Description of the task:
Reproduce the entries word for word, and omit any picture you find in them.

Supplied material:
'''

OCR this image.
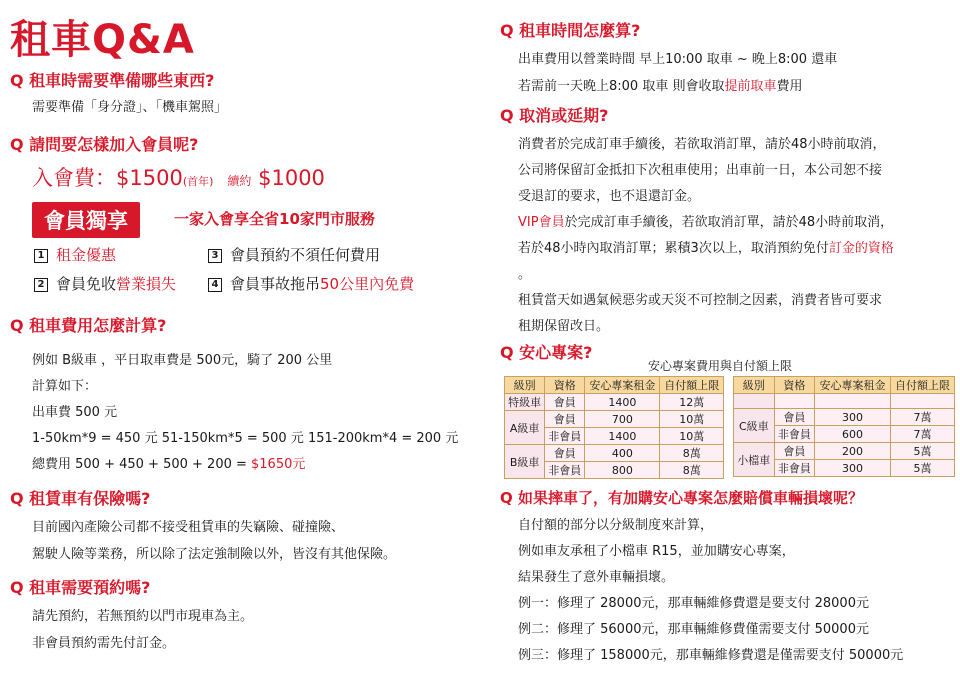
租車Q&A
Q 租車時需要準備哪些東西?
需要準備「身分證」、「機車駕照」
Q 請問要怎樣加入會員呢?
入會費：$1500(首年) 續約 $1000
會員獨享	一家入會享全省10家門市服務
1 租金優惠	3 會員預約不須任何費用
2 會員免收營業損失	4 會員事故拖吊50公里內免費
Q 租車費用怎麼計算?
例如 B級車 ，平日取車費是 500元，騎了 200 公里
計算如下：
出車費 500 元
1-50km*9 = 450 元 51-150km*5 = 500 元 151-200km*4 = 200 元
總費用 500 + 450 + 500 + 200 = $1650元
Q 租賃車有保險嗎?
目前國內產險公司都不接受租賃車的失竊險、碰撞險、
駕駛人險等業務，所以除了法定強制險以外，皆沒有其他保險。
Q 租車需要預約嗎?
請先預約，若無預約以門市現車為主。
非會員預約需先付訂金。
Q 租車時間怎麼算?
出車費用以營業時間 早上10:00 取車 ~ 晚上8:00 還車
若需前一天晚上8:00 取車 則會收取提前取車費用
Q 取消或延期?
消費者於完成訂車手續後，若欲取消訂單，請於48小時前取消，
公司將保留訂金抵扣下次租車使用；出車前一日，本公司恕不接
受退訂的要求，也不退還訂金。
VIP會員於完成訂車手續後，若欲取消訂單，請於48小時前取消，
若於48小時內取消訂單；累積3次以上，取消預約免付訂金的資格
。
租賃當天如遇氣候惡劣或天災不可控制之因素，消費者皆可要求
租期保留改日。
Q 安心專案?
安心專案費用與自付額上限
級別	資格	安心專案租金	自付額上限
特級車	會員	1400	12萬
A級車	會員	700	10萬
	非會員	1400	10萬
B級車	會員	400	8萬
	非會員	800	8萬
級別	資格	安心專案租金	自付額上限

C級車	會員	300	7萬
	非會員	600	7萬
小檔車	會員	200	5萬
	非會員	300	5萬
Q 如果摔車了，有加購安心專案怎麼賠償車輛損壞呢？
自付額的部分以分級制度來計算，
例如車友承租了小檔車 R15，並加購安心專案，
結果發生了意外車輛損壞。
例一：修理了 28000元，那車輛維修費還是要支付 28000元
例二：修理了 56000元，那車輛維修費僅需要支付 50000元
例三：修理了 158000元，那車輛維修費還是僅需要支付 50000元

'''

Reply:
OCR this image.
租車Q&A
Q 租車時需要準備哪些東西?
需要準備「身分證」、「機車駕照」
Q 請問要怎樣加入會員呢?
入會費：$1500(首年) 續約 $1000
會員獨享	一家入會享全省10家門市服務
1 租金優惠	3 會員預約不須任何費用
2 會員免收營業損失	4 會員事故拖吊50公里內免費
Q 租車費用怎麼計算?
例如 B級車 ，平日取車費是 500元，騎了 200 公里
計算如下：
出車費 500 元
1-50km*9 = 450 元 51-150km*5 = 500 元 151-200km*4 = 200 元
總費用 500 + 450 + 500 + 200 = $1650元
Q 租賃車有保險嗎?
目前國內產險公司都不接受租賃車的失竊險、碰撞險、
駕駛人險等業務，所以除了法定強制險以外，皆沒有其他保險。
Q 租車需要預約嗎?
請先預約，若無預約以門市現車為主。
非會員預約需先付訂金。
Q 租車時間怎麼算?
出車費用以營業時間 早上10:00 取車 ~ 晚上8:00 還車
若需前一天晚上8:00 取車 則會收取提前取車費用
Q 取消或延期?
消費者於完成訂車手續後，若欲取消訂單，請於48小時前取消，
公司將保留訂金抵扣下次租車使用；出車前一日，本公司恕不接
受退訂的要求，也不退還訂金。
VIP會員於完成訂車手續後，若欲取消訂單，請於48小時前取消，
若於48小時內取消訂單；累積3次以上，取消預約免付訂金的資格
。
租賃當天如遇氣候惡劣或天災不可控制之因素，消費者皆可要求
租期保留改日。
Q 安心專案?
安心專案費用與自付額上限
級別	資格	安心專案租金	自付額上限
特級車	會員	1400	12萬
A級車	會員	700	10萬
	非會員	1400	10萬
B級車	會員	400	8萬
	非會員	800	8萬
級別	資格	安心專案租金	自付額上限

C級車	會員	300	7萬
	非會員	600	7萬
小檔車	會員	200	5萬
	非會員	300	5萬
Q 如果摔車了，有加購安心專案怎麼賠償車輛損壞呢？
自付額的部分以分級制度來計算，
例如車友承租了小檔車 R15，並加購安心專案，
結果發生了意外車輛損壞。
例一：修理了 28000元，那車輛維修費還是要支付 28000元
例二：修理了 56000元，那車輛維修費僅需要支付 50000元
例三：修理了 158000元，那車輛維修費還是僅需要支付 50000元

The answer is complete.